## Material shown
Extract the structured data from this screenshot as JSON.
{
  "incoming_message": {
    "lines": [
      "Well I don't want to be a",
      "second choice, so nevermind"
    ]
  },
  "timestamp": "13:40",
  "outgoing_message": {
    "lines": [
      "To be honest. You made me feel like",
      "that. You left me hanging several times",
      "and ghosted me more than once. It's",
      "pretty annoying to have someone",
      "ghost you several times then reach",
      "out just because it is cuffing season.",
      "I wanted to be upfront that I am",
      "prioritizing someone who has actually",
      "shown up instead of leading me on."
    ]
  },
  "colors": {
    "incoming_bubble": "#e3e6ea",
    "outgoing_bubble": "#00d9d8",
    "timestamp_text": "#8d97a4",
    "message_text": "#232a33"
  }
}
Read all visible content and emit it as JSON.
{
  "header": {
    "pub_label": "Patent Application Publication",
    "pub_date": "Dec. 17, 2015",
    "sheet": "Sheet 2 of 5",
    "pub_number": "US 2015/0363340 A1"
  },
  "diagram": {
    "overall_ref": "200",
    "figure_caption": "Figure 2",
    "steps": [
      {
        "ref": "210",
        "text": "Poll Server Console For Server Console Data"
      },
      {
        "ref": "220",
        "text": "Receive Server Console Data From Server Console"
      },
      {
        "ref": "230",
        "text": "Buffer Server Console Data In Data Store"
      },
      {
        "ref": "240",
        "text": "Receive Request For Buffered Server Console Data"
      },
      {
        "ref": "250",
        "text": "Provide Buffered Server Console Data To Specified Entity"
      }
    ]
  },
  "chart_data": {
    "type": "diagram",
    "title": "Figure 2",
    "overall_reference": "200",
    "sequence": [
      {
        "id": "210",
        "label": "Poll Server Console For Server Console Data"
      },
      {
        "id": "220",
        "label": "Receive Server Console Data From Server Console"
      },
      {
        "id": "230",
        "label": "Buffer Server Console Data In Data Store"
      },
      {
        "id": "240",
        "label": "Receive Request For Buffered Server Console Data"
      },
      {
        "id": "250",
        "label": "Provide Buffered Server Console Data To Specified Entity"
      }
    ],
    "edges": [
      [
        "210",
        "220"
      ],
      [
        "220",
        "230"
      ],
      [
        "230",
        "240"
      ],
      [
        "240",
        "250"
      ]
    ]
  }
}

## Exercise task
All lines of the data above that include the word "Buffered" must be shown.

## Solution to this task
        "text": "Receive Request For Buffered Server Console Data"
        "text": "Provide Buffered Server Console Data To Specified Entity"
        "label": "Receive Request For Buffered Server Console Data"
        "label": "Provide Buffered Server Console Data To Specified Entity"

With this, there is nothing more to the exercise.